WORK TO BE COMPLETED:
Retype all of the data. Every line must match exactly.

INPUT MATERIAL:
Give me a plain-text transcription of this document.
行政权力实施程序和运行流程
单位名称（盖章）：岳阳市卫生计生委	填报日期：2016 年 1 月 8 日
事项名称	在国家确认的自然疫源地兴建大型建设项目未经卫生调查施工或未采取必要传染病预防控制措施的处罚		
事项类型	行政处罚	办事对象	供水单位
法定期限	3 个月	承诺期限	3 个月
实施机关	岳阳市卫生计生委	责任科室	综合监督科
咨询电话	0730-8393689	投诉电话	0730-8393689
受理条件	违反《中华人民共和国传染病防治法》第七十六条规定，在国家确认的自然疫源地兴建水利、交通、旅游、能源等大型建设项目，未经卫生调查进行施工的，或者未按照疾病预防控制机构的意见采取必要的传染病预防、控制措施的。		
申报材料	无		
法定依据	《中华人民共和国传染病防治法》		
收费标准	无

RESULT BELOW:
Give me a plain-text transcription of this document.
行政权力实施程序和运行流程
单位名称（盖章）：岳阳市卫生计生委	填报日期：2016 年 1 月 8 日
事项名称	在国家确认的自然疫源地兴建大型建设项目未经卫生调查施工或未采取必要传染病预防控制措施的处罚		
事项类型	行政处罚	办事对象	供水单位
法定期限	3 个月	承诺期限	3 个月
实施机关	岳阳市卫生计生委	责任科室	综合监督科
咨询电话	0730-8393689	投诉电话	0730-8393689
受理条件	违反《中华人民共和国传染病防治法》第七十六条规定，在国家确认的自然疫源地兴建水利、交通、旅游、能源等大型建设项目，未经卫生调查进行施工的，或者未按照疾病预防控制机构的意见采取必要的传染病预防、控制措施的。		
申报材料	无		
法定依据	《中华人民共和国传染病防治法》		
收费标准	无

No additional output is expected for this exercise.